## Problem
Exclude the pictures, then copy all remaining records exactly.

## Given data
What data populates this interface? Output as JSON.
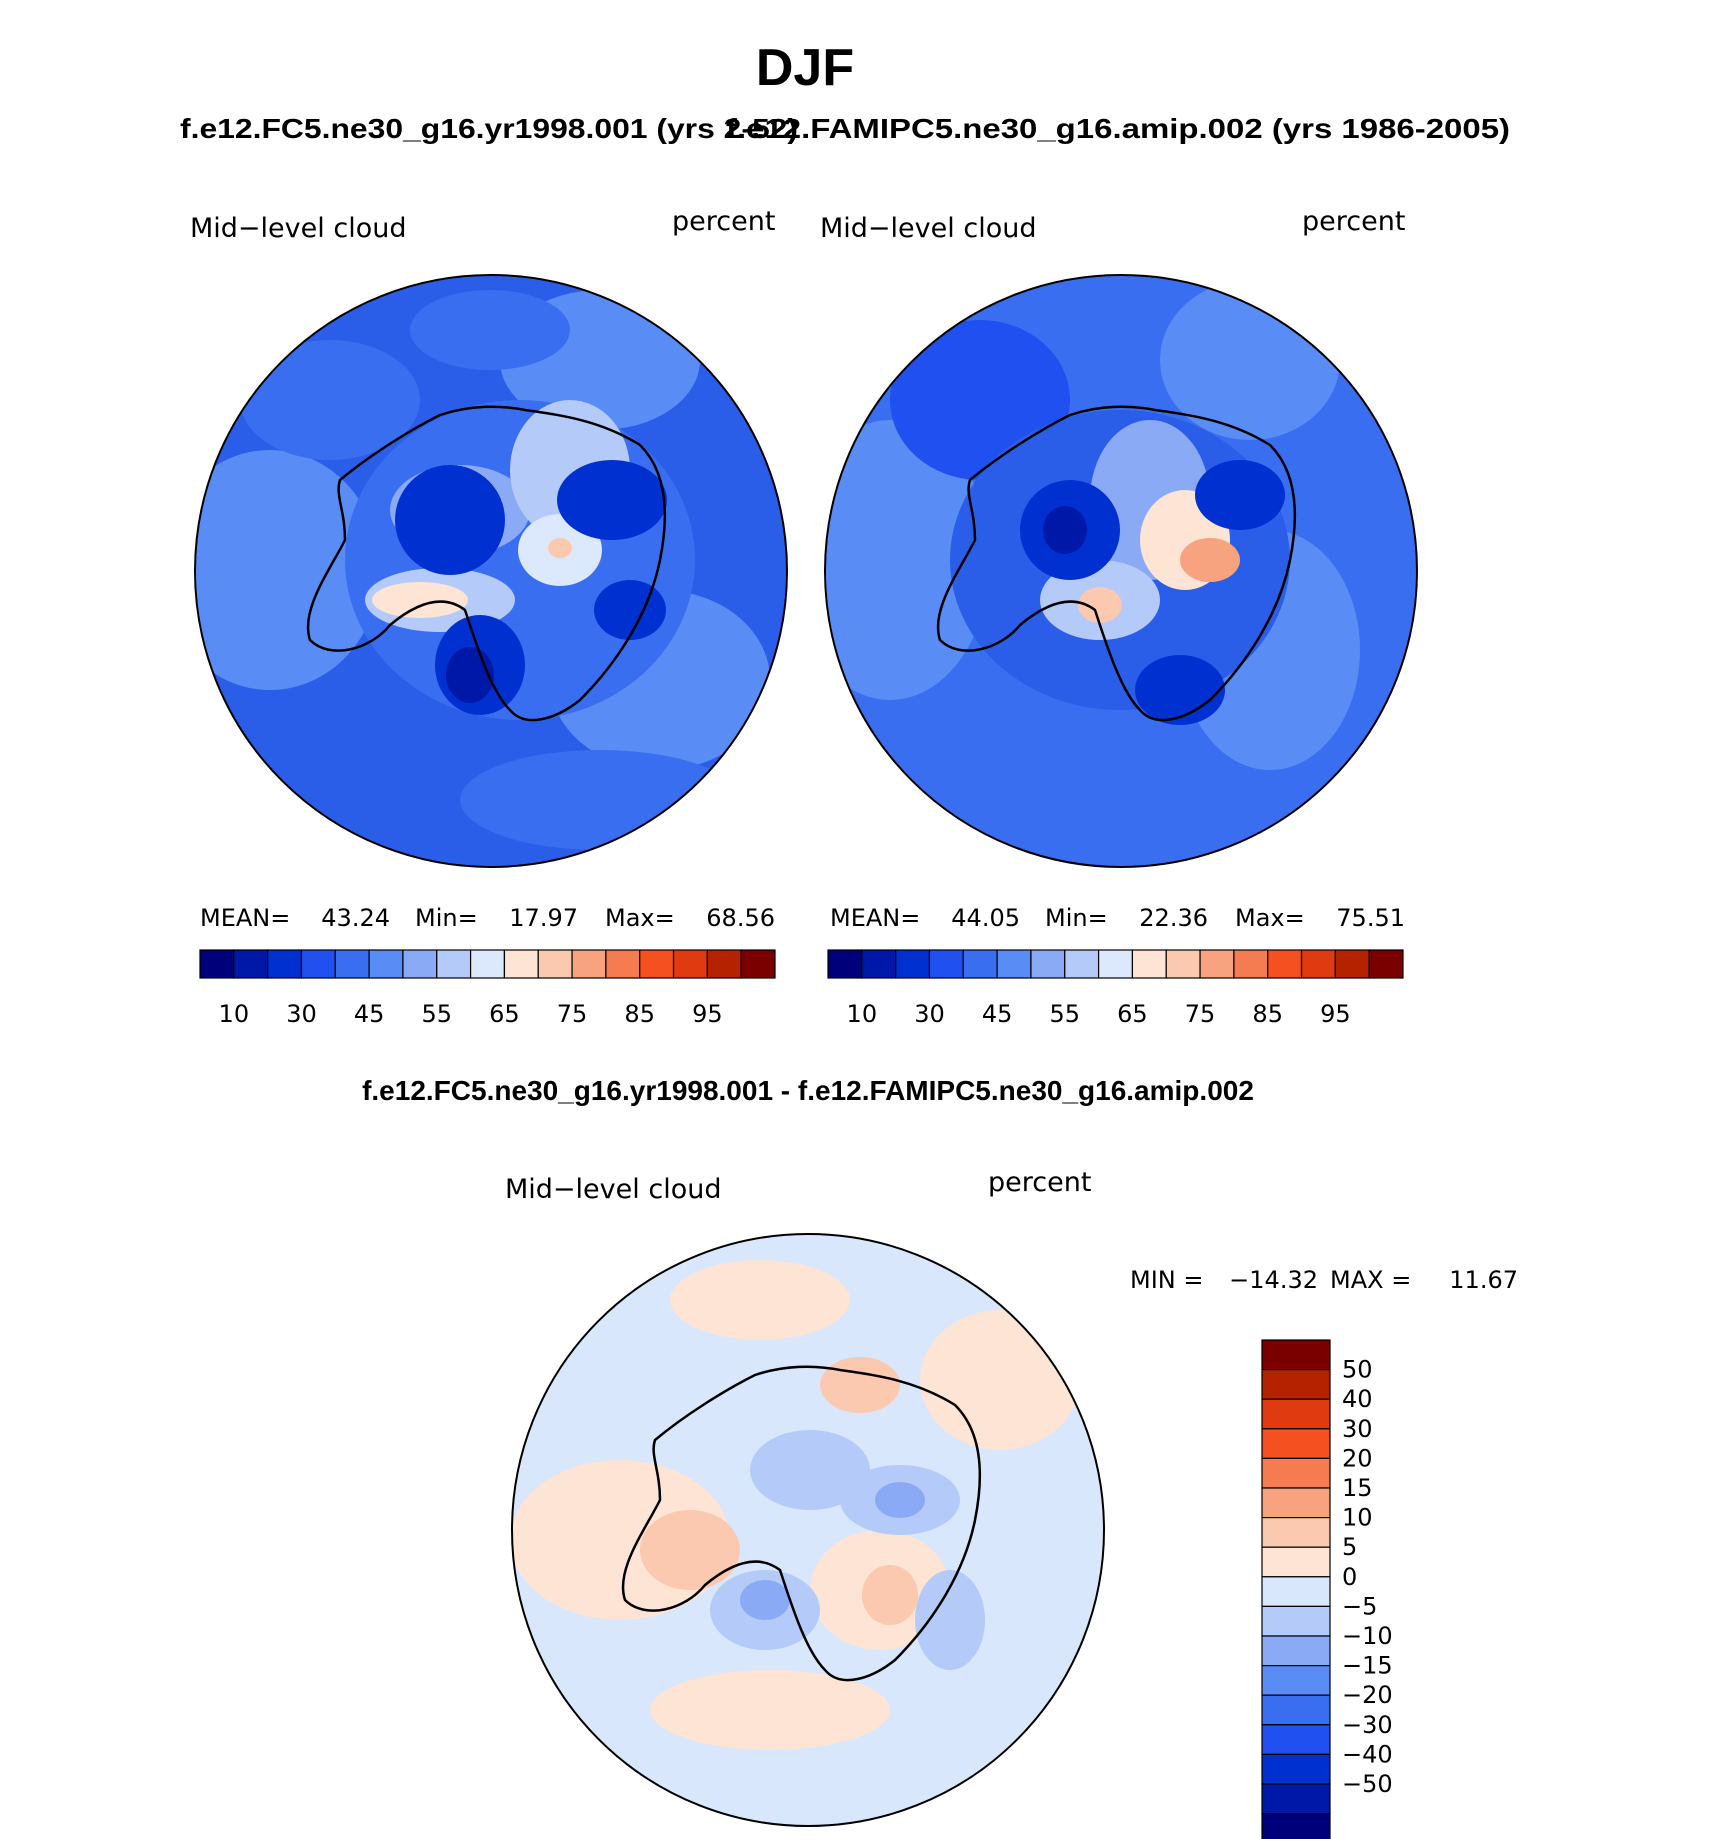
{
  "figure": {
    "title": "DJF",
    "panel_title_left": "f.e12.FC5.ne30_g16.yr1998.001 (yrs 2-52)",
    "panel_title_right": "f.e12.FAMIPC5.ne30_g16.amip.002 (yrs 1986-2005)",
    "diff_title": "f.e12.FC5.ne30_g16.yr1998.001 - f.e12.FAMIPC5.ne30_g16.amip.002"
  },
  "colors": {
    "mean_scale": [
      "#00007a",
      "#0018a8",
      "#0030d0",
      "#2050f0",
      "#3a6ef0",
      "#5a8cf5",
      "#8aaaf5",
      "#b4caf8",
      "#dce8fb",
      "#fde4d4",
      "#fbc8b0",
      "#f7a380",
      "#f57c50",
      "#f5501f",
      "#e03a10",
      "#b52200",
      "#7a0000"
    ],
    "diff_scale": [
      "#00007a",
      "#0018a8",
      "#0030d0",
      "#2050f0",
      "#3a6ef0",
      "#5a8cf5",
      "#8aaaf5",
      "#b4caf8",
      "#d8e7fb",
      "#fde4d4",
      "#fbc8b0",
      "#f7a380",
      "#f57c50",
      "#f5501f",
      "#e03a10",
      "#b52200",
      "#7a0000"
    ]
  },
  "chart_data": [
    {
      "type": "heatmap",
      "panel": "model",
      "title": "Mid−level cloud",
      "units": "percent",
      "projection": "south-polar-stereographic",
      "stats": {
        "mean_label": "MEAN=",
        "mean": "43.24",
        "min_label": "Min=",
        "min": "17.97",
        "max_label": "Max=",
        "max": "68.56"
      },
      "colorbar": {
        "orientation": "horizontal",
        "levels": [
          "10",
          "30",
          "45",
          "55",
          "65",
          "75",
          "85",
          "95"
        ]
      }
    },
    {
      "type": "heatmap",
      "panel": "control",
      "title": "Mid−level cloud",
      "units": "percent",
      "projection": "south-polar-stereographic",
      "stats": {
        "mean_label": "MEAN=",
        "mean": "44.05",
        "min_label": "Min=",
        "min": "22.36",
        "max_label": "Max=",
        "max": "75.51"
      },
      "colorbar": {
        "orientation": "horizontal",
        "levels": [
          "10",
          "30",
          "45",
          "55",
          "65",
          "75",
          "85",
          "95"
        ]
      }
    },
    {
      "type": "heatmap",
      "panel": "difference",
      "title": "Mid−level cloud",
      "units": "percent",
      "projection": "south-polar-stereographic",
      "stats": {
        "min_label": "MIN =",
        "min": "−14.32",
        "max_label": "MAX =",
        "max": "11.67"
      },
      "colorbar": {
        "orientation": "vertical",
        "levels": [
          "50",
          "40",
          "30",
          "20",
          "15",
          "10",
          "5",
          "0",
          "−5",
          "−10",
          "−15",
          "−20",
          "−30",
          "−40",
          "−50"
        ]
      }
    }
  ]
}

## Task output
What data populates this interface? Output as JSON.
{
  "figure": {
    "title": "DJF",
    "panel_title_left": "f.e12.FC5.ne30_g16.yr1998.001 (yrs 2-52)",
    "panel_title_right": "f.e12.FAMIPC5.ne30_g16.amip.002 (yrs 1986-2005)",
    "diff_title": "f.e12.FC5.ne30_g16.yr1998.001 - f.e12.FAMIPC5.ne30_g16.amip.002"
  },
  "colors": {
    "mean_scale": [
      "#00007a",
      "#0018a8",
      "#0030d0",
      "#2050f0",
      "#3a6ef0",
      "#5a8cf5",
      "#8aaaf5",
      "#b4caf8",
      "#dce8fb",
      "#fde4d4",
      "#fbc8b0",
      "#f7a380",
      "#f57c50",
      "#f5501f",
      "#e03a10",
      "#b52200",
      "#7a0000"
    ],
    "diff_scale": [
      "#00007a",
      "#0018a8",
      "#0030d0",
      "#2050f0",
      "#3a6ef0",
      "#5a8cf5",
      "#8aaaf5",
      "#b4caf8",
      "#d8e7fb",
      "#fde4d4",
      "#fbc8b0",
      "#f7a380",
      "#f57c50",
      "#f5501f",
      "#e03a10",
      "#b52200",
      "#7a0000"
    ]
  },
  "chart_data": [
    {
      "type": "heatmap",
      "panel": "model",
      "title": "Mid−level cloud",
      "units": "percent",
      "projection": "south-polar-stereographic",
      "stats": {
        "mean_label": "MEAN=",
        "mean": "43.24",
        "min_label": "Min=",
        "min": "17.97",
        "max_label": "Max=",
        "max": "68.56"
      },
      "colorbar": {
        "orientation": "horizontal",
        "levels": [
          "10",
          "30",
          "45",
          "55",
          "65",
          "75",
          "85",
          "95"
        ]
      }
    },
    {
      "type": "heatmap",
      "panel": "control",
      "title": "Mid−level cloud",
      "units": "percent",
      "projection": "south-polar-stereographic",
      "stats": {
        "mean_label": "MEAN=",
        "mean": "44.05",
        "min_label": "Min=",
        "min": "22.36",
        "max_label": "Max=",
        "max": "75.51"
      },
      "colorbar": {
        "orientation": "horizontal",
        "levels": [
          "10",
          "30",
          "45",
          "55",
          "65",
          "75",
          "85",
          "95"
        ]
      }
    },
    {
      "type": "heatmap",
      "panel": "difference",
      "title": "Mid−level cloud",
      "units": "percent",
      "projection": "south-polar-stereographic",
      "stats": {
        "min_label": "MIN =",
        "min": "−14.32",
        "max_label": "MAX =",
        "max": "11.67"
      },
      "colorbar": {
        "orientation": "vertical",
        "levels": [
          "50",
          "40",
          "30",
          "20",
          "15",
          "10",
          "5",
          "0",
          "−5",
          "−10",
          "−15",
          "−20",
          "−30",
          "−40",
          "−50"
        ]
      }
    }
  ]
}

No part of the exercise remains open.